WORK TASK: Going through the material below, please gather all lines with the word "xenograft" in them.

================================

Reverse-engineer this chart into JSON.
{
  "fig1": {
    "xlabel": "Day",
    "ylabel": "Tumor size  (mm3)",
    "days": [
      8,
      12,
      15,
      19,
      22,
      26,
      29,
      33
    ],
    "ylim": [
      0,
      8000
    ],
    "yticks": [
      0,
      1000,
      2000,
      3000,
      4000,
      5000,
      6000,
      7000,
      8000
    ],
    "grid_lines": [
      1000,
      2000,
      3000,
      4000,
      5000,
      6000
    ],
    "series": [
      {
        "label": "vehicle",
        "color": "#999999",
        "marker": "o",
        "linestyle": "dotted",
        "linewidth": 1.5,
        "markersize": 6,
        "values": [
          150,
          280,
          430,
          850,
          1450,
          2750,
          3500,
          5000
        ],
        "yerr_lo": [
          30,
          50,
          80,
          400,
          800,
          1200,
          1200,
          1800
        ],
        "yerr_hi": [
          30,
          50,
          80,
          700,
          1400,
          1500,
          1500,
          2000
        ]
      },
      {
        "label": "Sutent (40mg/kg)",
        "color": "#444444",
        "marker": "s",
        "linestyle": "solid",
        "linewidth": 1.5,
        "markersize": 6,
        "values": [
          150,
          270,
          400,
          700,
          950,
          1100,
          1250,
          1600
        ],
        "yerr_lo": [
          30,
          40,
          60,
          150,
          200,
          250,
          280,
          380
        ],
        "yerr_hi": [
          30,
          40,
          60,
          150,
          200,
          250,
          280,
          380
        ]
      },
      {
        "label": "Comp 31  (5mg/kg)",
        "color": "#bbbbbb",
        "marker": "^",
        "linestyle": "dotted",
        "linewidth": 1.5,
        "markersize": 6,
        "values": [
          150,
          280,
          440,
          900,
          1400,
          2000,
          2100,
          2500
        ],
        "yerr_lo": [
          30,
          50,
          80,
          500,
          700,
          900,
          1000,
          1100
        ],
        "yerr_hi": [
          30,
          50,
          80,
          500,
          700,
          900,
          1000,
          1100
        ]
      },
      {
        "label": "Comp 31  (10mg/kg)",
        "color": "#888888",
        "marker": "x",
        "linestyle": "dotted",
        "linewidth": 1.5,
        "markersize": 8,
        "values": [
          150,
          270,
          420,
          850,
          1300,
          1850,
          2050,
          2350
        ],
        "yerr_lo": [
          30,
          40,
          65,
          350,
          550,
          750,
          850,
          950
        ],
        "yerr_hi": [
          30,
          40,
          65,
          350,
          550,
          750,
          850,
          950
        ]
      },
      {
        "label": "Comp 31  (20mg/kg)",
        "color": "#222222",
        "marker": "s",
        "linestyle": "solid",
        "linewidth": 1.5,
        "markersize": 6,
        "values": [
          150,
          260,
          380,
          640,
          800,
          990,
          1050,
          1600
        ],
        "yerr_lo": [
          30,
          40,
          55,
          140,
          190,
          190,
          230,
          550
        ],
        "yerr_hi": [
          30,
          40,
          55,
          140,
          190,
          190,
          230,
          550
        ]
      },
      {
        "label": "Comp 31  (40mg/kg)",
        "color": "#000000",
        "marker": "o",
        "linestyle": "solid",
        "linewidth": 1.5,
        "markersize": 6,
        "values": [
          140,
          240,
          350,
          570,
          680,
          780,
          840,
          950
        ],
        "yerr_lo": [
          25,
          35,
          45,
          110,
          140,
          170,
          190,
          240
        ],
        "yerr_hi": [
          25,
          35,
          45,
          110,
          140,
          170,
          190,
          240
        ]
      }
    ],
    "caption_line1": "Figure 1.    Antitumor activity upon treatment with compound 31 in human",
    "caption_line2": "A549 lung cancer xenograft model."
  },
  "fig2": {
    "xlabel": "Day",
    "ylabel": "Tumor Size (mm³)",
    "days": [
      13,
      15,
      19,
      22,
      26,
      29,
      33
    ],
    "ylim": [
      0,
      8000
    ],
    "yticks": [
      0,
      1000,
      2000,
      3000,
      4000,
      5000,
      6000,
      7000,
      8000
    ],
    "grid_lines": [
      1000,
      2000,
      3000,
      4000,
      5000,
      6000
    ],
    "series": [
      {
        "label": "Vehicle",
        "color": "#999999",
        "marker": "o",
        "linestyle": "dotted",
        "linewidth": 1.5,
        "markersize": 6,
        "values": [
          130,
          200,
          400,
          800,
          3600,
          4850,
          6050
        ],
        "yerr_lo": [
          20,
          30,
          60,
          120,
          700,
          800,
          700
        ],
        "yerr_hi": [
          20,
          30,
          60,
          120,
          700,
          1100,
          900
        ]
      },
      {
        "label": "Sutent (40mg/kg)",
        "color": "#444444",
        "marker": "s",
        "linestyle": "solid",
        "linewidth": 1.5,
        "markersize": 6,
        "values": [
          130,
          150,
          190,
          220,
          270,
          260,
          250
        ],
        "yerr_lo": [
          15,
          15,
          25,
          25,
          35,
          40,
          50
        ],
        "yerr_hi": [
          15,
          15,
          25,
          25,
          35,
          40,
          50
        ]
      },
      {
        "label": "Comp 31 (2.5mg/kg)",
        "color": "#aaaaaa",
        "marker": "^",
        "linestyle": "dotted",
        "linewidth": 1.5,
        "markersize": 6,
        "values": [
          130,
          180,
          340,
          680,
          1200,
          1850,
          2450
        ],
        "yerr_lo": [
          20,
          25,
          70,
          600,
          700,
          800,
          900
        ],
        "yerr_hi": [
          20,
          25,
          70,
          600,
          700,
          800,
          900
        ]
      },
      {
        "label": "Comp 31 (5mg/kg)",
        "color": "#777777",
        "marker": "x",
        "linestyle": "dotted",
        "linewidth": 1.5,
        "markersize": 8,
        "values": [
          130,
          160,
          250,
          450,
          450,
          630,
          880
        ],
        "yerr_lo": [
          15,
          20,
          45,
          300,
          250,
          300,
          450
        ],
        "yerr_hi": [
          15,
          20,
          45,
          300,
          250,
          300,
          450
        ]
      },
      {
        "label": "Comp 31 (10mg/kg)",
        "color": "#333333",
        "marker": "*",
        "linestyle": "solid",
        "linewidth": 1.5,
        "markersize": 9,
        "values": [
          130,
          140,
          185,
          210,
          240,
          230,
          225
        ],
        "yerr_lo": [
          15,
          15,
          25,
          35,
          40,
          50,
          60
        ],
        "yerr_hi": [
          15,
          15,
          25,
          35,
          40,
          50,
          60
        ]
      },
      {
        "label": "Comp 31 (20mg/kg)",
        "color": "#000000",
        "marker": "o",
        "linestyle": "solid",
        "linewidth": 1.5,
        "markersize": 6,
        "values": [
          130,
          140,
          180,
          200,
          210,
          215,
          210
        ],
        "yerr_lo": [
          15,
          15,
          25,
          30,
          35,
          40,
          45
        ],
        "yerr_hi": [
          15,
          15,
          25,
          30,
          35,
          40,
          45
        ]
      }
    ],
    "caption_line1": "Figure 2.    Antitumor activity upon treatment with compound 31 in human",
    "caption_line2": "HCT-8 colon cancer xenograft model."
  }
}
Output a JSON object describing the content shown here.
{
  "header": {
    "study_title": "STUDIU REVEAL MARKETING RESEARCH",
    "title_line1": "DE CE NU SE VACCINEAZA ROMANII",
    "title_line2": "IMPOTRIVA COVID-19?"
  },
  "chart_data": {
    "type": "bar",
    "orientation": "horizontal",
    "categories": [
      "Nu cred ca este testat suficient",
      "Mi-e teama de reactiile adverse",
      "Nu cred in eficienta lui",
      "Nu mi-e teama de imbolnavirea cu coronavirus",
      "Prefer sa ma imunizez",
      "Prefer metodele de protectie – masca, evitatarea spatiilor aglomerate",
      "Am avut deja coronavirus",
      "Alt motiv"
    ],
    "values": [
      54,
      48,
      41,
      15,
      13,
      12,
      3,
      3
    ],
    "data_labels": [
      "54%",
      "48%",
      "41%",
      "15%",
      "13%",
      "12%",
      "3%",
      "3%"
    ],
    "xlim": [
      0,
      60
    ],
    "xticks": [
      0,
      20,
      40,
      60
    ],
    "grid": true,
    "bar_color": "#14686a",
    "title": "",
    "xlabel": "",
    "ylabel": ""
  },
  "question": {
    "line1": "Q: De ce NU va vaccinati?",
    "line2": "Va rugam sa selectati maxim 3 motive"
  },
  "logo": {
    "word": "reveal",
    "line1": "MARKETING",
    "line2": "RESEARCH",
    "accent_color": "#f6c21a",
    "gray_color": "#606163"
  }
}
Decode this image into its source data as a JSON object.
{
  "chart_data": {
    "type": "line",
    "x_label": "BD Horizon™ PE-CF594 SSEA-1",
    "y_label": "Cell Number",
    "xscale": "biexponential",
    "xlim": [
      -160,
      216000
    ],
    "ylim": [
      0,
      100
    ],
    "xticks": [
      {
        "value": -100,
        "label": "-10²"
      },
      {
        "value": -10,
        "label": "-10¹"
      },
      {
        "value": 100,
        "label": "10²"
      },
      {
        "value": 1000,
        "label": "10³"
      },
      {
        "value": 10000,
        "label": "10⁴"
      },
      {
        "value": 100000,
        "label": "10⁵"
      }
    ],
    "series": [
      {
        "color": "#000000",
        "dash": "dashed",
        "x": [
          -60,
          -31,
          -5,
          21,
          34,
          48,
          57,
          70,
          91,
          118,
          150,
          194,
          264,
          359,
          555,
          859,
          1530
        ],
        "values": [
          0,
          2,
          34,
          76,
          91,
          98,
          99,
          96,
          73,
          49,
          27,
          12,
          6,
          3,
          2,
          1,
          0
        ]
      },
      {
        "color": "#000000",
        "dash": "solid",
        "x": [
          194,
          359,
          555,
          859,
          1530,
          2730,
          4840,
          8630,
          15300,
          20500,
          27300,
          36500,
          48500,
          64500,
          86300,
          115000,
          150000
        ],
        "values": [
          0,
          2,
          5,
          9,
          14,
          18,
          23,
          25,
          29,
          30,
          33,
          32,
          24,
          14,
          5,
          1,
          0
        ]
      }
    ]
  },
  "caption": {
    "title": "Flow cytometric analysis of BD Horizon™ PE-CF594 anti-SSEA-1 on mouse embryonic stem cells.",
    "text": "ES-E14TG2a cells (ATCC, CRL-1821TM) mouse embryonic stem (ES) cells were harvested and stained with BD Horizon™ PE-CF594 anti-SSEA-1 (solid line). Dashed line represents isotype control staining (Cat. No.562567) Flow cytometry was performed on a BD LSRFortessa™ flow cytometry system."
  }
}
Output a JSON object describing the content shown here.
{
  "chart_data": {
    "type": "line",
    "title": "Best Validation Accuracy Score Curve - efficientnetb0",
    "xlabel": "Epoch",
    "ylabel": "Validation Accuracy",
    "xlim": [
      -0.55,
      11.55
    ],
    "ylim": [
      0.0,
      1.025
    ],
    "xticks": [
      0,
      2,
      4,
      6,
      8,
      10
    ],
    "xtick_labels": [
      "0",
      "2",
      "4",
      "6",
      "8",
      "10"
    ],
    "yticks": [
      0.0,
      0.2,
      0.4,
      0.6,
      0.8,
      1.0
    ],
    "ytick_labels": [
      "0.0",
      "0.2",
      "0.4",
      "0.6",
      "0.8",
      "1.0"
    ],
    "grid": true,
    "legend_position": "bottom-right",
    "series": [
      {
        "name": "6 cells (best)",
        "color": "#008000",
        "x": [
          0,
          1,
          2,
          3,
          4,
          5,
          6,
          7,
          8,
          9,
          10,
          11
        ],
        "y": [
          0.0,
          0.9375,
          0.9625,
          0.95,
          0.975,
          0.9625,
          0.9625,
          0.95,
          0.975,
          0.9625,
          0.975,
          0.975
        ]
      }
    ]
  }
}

================================

ANSWER TO THE EXERCISE:
    "caption_line2": "A549 lung cancer xenograft model."
    "caption_line2": "HCT-8 colon cancer xenograft model."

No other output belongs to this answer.